### Data
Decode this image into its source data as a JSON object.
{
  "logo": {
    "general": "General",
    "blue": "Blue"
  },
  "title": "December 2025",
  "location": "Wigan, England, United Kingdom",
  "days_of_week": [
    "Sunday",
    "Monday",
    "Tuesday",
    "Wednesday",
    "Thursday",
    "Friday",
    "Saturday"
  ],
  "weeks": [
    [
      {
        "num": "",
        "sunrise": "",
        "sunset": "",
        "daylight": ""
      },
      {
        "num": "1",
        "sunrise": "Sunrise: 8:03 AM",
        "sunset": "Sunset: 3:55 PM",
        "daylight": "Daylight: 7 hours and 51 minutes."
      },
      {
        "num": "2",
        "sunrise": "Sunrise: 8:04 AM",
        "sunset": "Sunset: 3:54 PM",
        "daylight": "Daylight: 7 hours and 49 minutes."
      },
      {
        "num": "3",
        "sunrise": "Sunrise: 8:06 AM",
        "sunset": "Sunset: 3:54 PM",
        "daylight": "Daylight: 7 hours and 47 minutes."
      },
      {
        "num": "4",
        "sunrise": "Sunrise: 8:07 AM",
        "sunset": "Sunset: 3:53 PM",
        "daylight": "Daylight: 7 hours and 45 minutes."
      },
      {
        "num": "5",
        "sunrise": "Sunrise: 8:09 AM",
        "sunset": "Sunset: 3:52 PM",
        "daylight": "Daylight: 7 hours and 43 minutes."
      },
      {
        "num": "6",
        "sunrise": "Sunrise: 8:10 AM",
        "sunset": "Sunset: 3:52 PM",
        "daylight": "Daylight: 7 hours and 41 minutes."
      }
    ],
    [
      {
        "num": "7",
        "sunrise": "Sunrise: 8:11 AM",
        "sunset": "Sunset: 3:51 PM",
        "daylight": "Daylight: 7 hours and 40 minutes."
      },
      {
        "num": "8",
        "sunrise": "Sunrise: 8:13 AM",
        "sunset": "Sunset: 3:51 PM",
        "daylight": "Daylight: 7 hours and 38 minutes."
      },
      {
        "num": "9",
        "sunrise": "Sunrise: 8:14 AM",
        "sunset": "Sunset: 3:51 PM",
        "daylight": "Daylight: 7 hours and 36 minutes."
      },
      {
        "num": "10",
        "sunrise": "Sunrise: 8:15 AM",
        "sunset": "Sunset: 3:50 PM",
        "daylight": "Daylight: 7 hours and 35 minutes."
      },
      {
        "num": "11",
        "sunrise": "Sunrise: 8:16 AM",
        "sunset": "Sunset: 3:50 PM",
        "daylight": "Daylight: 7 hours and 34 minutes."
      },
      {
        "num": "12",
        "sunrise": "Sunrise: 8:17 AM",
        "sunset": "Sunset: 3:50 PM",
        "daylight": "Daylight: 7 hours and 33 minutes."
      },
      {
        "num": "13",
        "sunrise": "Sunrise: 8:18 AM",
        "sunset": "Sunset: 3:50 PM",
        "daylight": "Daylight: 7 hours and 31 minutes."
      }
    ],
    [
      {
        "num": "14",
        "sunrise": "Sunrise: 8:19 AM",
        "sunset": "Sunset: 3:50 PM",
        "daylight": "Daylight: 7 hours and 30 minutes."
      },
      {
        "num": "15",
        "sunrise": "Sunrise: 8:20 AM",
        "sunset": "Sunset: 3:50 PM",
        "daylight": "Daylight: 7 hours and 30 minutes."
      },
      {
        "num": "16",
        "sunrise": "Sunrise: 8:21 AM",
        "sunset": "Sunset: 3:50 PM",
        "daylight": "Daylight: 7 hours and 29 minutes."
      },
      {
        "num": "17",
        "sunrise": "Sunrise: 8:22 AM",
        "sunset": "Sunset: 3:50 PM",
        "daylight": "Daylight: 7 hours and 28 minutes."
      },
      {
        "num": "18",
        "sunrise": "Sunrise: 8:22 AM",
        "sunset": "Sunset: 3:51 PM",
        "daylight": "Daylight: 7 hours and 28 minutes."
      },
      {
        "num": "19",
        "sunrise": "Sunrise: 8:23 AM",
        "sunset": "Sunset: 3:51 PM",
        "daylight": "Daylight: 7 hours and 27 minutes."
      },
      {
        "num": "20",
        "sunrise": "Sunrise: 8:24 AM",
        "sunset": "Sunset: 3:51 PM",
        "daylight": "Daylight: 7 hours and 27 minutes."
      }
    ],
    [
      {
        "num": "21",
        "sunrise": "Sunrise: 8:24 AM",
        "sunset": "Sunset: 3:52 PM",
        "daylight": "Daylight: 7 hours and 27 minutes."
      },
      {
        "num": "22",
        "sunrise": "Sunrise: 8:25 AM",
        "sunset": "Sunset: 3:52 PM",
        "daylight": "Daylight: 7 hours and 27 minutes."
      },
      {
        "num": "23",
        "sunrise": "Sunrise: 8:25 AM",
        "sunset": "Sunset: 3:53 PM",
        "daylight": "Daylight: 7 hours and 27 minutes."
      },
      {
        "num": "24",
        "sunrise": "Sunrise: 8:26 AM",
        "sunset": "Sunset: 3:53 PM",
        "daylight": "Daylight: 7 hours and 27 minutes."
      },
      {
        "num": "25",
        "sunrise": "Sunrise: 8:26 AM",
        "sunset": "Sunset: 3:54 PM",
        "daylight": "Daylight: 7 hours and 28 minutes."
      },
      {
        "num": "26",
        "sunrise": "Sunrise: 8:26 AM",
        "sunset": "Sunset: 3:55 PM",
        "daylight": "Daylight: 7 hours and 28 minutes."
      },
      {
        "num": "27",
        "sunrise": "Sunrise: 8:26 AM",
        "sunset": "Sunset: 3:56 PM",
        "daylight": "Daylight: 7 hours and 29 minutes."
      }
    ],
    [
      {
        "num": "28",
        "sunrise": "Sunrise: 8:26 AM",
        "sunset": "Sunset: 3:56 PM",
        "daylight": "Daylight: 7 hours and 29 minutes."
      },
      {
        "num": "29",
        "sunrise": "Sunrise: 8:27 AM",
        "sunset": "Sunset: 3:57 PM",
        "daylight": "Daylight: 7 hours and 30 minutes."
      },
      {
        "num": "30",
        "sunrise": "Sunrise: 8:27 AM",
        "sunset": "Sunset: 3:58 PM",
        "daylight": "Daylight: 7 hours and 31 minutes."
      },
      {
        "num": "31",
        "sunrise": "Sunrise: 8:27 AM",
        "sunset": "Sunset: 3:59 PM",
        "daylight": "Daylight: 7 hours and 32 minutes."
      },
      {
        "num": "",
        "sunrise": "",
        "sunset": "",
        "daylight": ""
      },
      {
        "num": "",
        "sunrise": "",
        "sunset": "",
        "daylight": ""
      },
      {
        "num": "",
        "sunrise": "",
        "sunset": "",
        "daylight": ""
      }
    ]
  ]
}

### Stated goal
Extract all lines as given.

### Exercise output
Decode this image into its source data as a JSON object.
{
  "logo": {
    "general": "General",
    "blue": "Blue"
  },
  "title": "December 2025",
  "location": "Wigan, England, United Kingdom",
  "days_of_week": [
    "Sunday",
    "Monday",
    "Tuesday",
    "Wednesday",
    "Thursday",
    "Friday",
    "Saturday"
  ],
  "weeks": [
    [
      {
        "num": "",
        "sunrise": "",
        "sunset": "",
        "daylight": ""
      },
      {
        "num": "1",
        "sunrise": "Sunrise: 8:03 AM",
        "sunset": "Sunset: 3:55 PM",
        "daylight": "Daylight: 7 hours and 51 minutes."
      },
      {
        "num": "2",
        "sunrise": "Sunrise: 8:04 AM",
        "sunset": "Sunset: 3:54 PM",
        "daylight": "Daylight: 7 hours and 49 minutes."
      },
      {
        "num": "3",
        "sunrise": "Sunrise: 8:06 AM",
        "sunset": "Sunset: 3:54 PM",
        "daylight": "Daylight: 7 hours and 47 minutes."
      },
      {
        "num": "4",
        "sunrise": "Sunrise: 8:07 AM",
        "sunset": "Sunset: 3:53 PM",
        "daylight": "Daylight: 7 hours and 45 minutes."
      },
      {
        "num": "5",
        "sunrise": "Sunrise: 8:09 AM",
        "sunset": "Sunset: 3:52 PM",
        "daylight": "Daylight: 7 hours and 43 minutes."
      },
      {
        "num": "6",
        "sunrise": "Sunrise: 8:10 AM",
        "sunset": "Sunset: 3:52 PM",
        "daylight": "Daylight: 7 hours and 41 minutes."
      }
    ],
    [
      {
        "num": "7",
        "sunrise": "Sunrise: 8:11 AM",
        "sunset": "Sunset: 3:51 PM",
        "daylight": "Daylight: 7 hours and 40 minutes."
      },
      {
        "num": "8",
        "sunrise": "Sunrise: 8:13 AM",
        "sunset": "Sunset: 3:51 PM",
        "daylight": "Daylight: 7 hours and 38 minutes."
      },
      {
        "num": "9",
        "sunrise": "Sunrise: 8:14 AM",
        "sunset": "Sunset: 3:51 PM",
        "daylight": "Daylight: 7 hours and 36 minutes."
      },
      {
        "num": "10",
        "sunrise": "Sunrise: 8:15 AM",
        "sunset": "Sunset: 3:50 PM",
        "daylight": "Daylight: 7 hours and 35 minutes."
      },
      {
        "num": "11",
        "sunrise": "Sunrise: 8:16 AM",
        "sunset": "Sunset: 3:50 PM",
        "daylight": "Daylight: 7 hours and 34 minutes."
      },
      {
        "num": "12",
        "sunrise": "Sunrise: 8:17 AM",
        "sunset": "Sunset: 3:50 PM",
        "daylight": "Daylight: 7 hours and 33 minutes."
      },
      {
        "num": "13",
        "sunrise": "Sunrise: 8:18 AM",
        "sunset": "Sunset: 3:50 PM",
        "daylight": "Daylight: 7 hours and 31 minutes."
      }
    ],
    [
      {
        "num": "14",
        "sunrise": "Sunrise: 8:19 AM",
        "sunset": "Sunset: 3:50 PM",
        "daylight": "Daylight: 7 hours and 30 minutes."
      },
      {
        "num": "15",
        "sunrise": "Sunrise: 8:20 AM",
        "sunset": "Sunset: 3:50 PM",
        "daylight": "Daylight: 7 hours and 30 minutes."
      },
      {
        "num": "16",
        "sunrise": "Sunrise: 8:21 AM",
        "sunset": "Sunset: 3:50 PM",
        "daylight": "Daylight: 7 hours and 29 minutes."
      },
      {
        "num": "17",
        "sunrise": "Sunrise: 8:22 AM",
        "sunset": "Sunset: 3:50 PM",
        "daylight": "Daylight: 7 hours and 28 minutes."
      },
      {
        "num": "18",
        "sunrise": "Sunrise: 8:22 AM",
        "sunset": "Sunset: 3:51 PM",
        "daylight": "Daylight: 7 hours and 28 minutes."
      },
      {
        "num": "19",
        "sunrise": "Sunrise: 8:23 AM",
        "sunset": "Sunset: 3:51 PM",
        "daylight": "Daylight: 7 hours and 27 minutes."
      },
      {
        "num": "20",
        "sunrise": "Sunrise: 8:24 AM",
        "sunset": "Sunset: 3:51 PM",
        "daylight": "Daylight: 7 hours and 27 minutes."
      }
    ],
    [
      {
        "num": "21",
        "sunrise": "Sunrise: 8:24 AM",
        "sunset": "Sunset: 3:52 PM",
        "daylight": "Daylight: 7 hours and 27 minutes."
      },
      {
        "num": "22",
        "sunrise": "Sunrise: 8:25 AM",
        "sunset": "Sunset: 3:52 PM",
        "daylight": "Daylight: 7 hours and 27 minutes."
      },
      {
        "num": "23",
        "sunrise": "Sunrise: 8:25 AM",
        "sunset": "Sunset: 3:53 PM",
        "daylight": "Daylight: 7 hours and 27 minutes."
      },
      {
        "num": "24",
        "sunrise": "Sunrise: 8:26 AM",
        "sunset": "Sunset: 3:53 PM",
        "daylight": "Daylight: 7 hours and 27 minutes."
      },
      {
        "num": "25",
        "sunrise": "Sunrise: 8:26 AM",
        "sunset": "Sunset: 3:54 PM",
        "daylight": "Daylight: 7 hours and 28 minutes."
      },
      {
        "num": "26",
        "sunrise": "Sunrise: 8:26 AM",
        "sunset": "Sunset: 3:55 PM",
        "daylight": "Daylight: 7 hours and 28 minutes."
      },
      {
        "num": "27",
        "sunrise": "Sunrise: 8:26 AM",
        "sunset": "Sunset: 3:56 PM",
        "daylight": "Daylight: 7 hours and 29 minutes."
      }
    ],
    [
      {
        "num": "28",
        "sunrise": "Sunrise: 8:26 AM",
        "sunset": "Sunset: 3:56 PM",
        "daylight": "Daylight: 7 hours and 29 minutes."
      },
      {
        "num": "29",
        "sunrise": "Sunrise: 8:27 AM",
        "sunset": "Sunset: 3:57 PM",
        "daylight": "Daylight: 7 hours and 30 minutes."
      },
      {
        "num": "30",
        "sunrise": "Sunrise: 8:27 AM",
        "sunset": "Sunset: 3:58 PM",
        "daylight": "Daylight: 7 hours and 31 minutes."
      },
      {
        "num": "31",
        "sunrise": "Sunrise: 8:27 AM",
        "sunset": "Sunset: 3:59 PM",
        "daylight": "Daylight: 7 hours and 32 minutes."
      },
      {
        "num": "",
        "sunrise": "",
        "sunset": "",
        "daylight": ""
      },
      {
        "num": "",
        "sunrise": "",
        "sunset": "",
        "daylight": ""
      },
      {
        "num": "",
        "sunrise": "",
        "sunset": "",
        "daylight": ""
      }
    ]
  ]
}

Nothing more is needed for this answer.